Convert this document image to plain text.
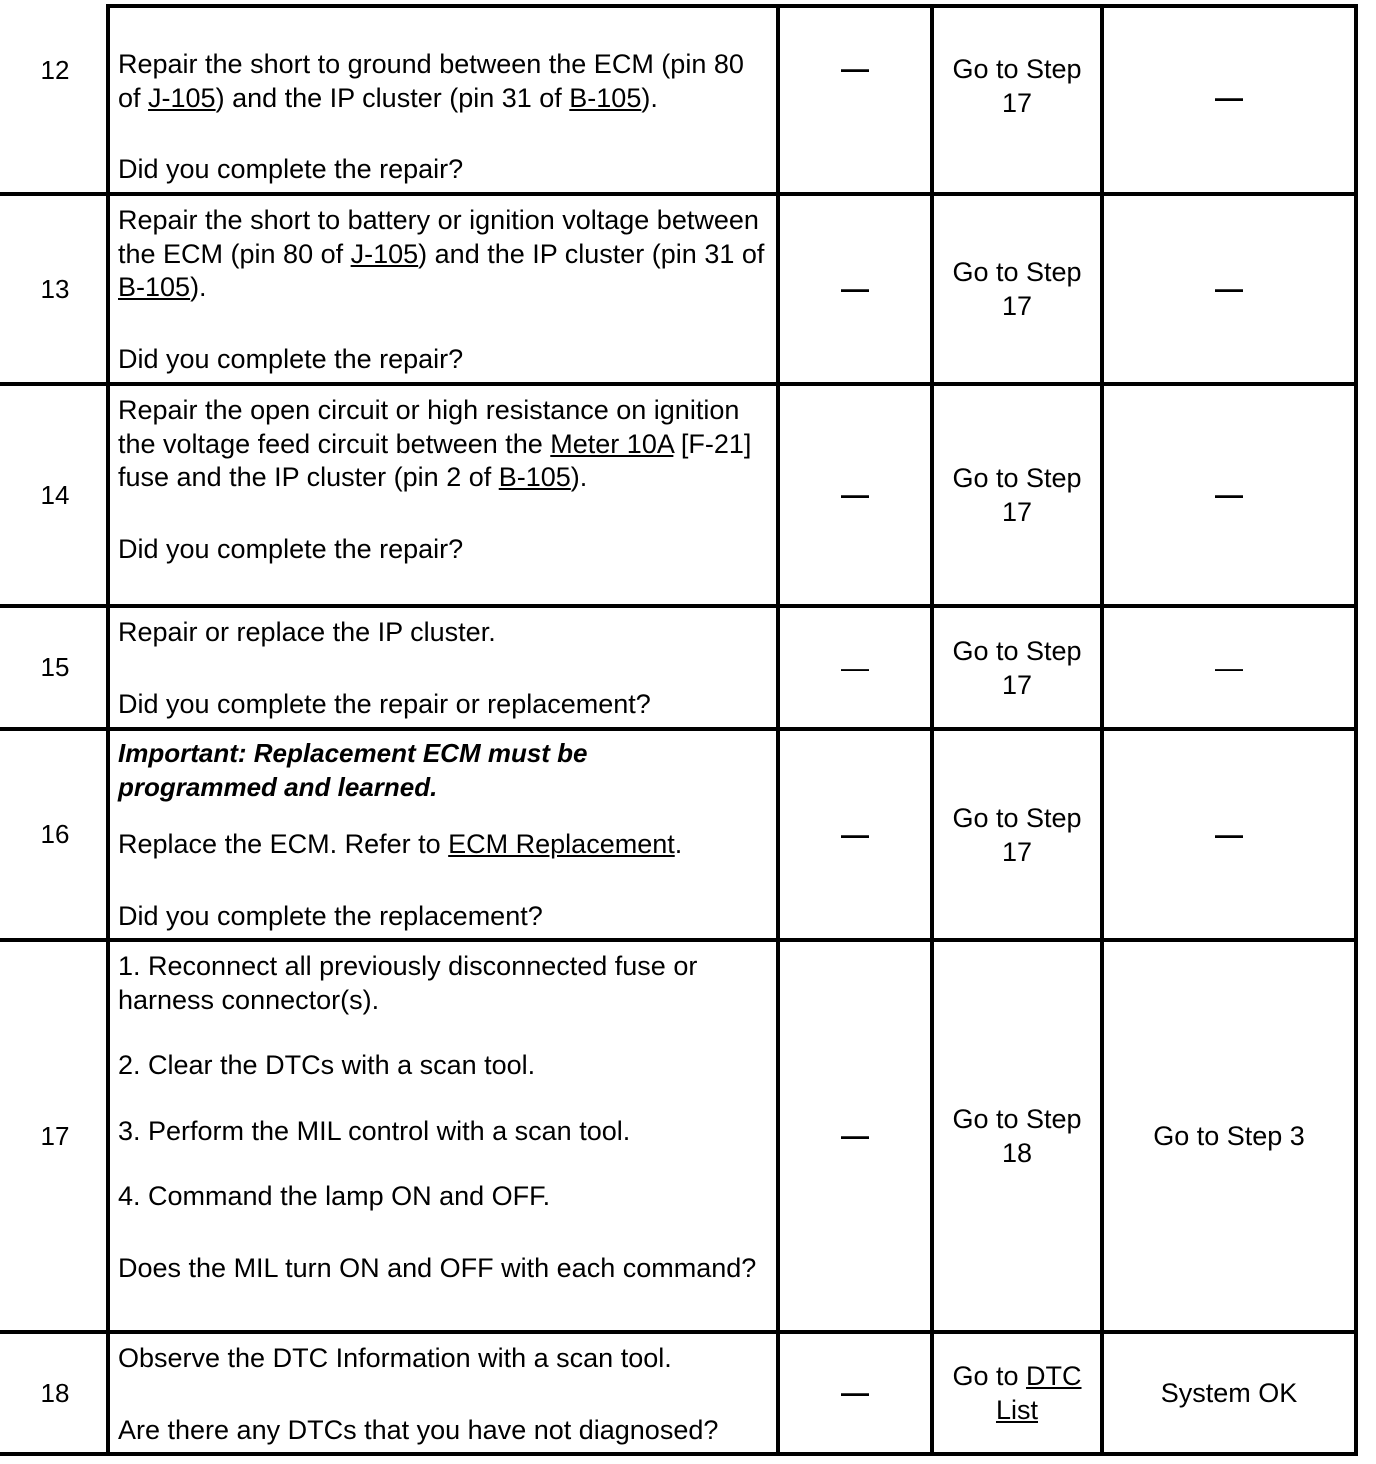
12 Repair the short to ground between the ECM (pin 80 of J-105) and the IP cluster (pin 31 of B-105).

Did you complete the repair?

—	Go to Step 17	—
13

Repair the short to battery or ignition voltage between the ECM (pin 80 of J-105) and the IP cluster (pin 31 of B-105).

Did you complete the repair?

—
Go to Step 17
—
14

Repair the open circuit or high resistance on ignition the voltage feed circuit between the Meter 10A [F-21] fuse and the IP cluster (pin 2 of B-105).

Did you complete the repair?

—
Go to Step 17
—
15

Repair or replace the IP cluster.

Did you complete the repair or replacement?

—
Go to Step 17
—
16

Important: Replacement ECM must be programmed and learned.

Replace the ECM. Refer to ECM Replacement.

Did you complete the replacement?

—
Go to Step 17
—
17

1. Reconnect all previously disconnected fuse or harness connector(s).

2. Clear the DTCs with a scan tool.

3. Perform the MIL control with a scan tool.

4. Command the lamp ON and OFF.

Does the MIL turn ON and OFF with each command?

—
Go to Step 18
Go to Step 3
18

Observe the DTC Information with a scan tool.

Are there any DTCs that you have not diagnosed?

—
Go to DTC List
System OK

------------------------------

# Given exercise:
Every record above should be written out again exactly; the pictures stay out of the copy.

# The response:
Convert this document image to plain text.
12 Repair the short to ground between the ECM (pin 80 of J-105) and the IP cluster (pin 31 of B-105).

Did you complete the repair?

—	Go to Step 17	—
13

Repair the short to battery or ignition voltage between the ECM (pin 80 of J-105) and the IP cluster (pin 31 of B-105).

Did you complete the repair?

—
Go to Step 17
—
14

Repair the open circuit or high resistance on ignition the voltage feed circuit between the Meter 10A [F-21] fuse and the IP cluster (pin 2 of B-105).

Did you complete the repair?

—
Go to Step 17
—
15

Repair or replace the IP cluster.

Did you complete the repair or replacement?

—
Go to Step 17
—
16

Important: Replacement ECM must be programmed and learned.

Replace the ECM. Refer to ECM Replacement.

Did you complete the replacement?

—
Go to Step 17
—
17

1. Reconnect all previously disconnected fuse or harness connector(s).

2. Clear the DTCs with a scan tool.

3. Perform the MIL control with a scan tool.

4. Command the lamp ON and OFF.

Does the MIL turn ON and OFF with each command?

—
Go to Step 18
Go to Step 3
18

Observe the DTC Information with a scan tool.

Are there any DTCs that you have not diagnosed?

—
Go to DTC List
System OK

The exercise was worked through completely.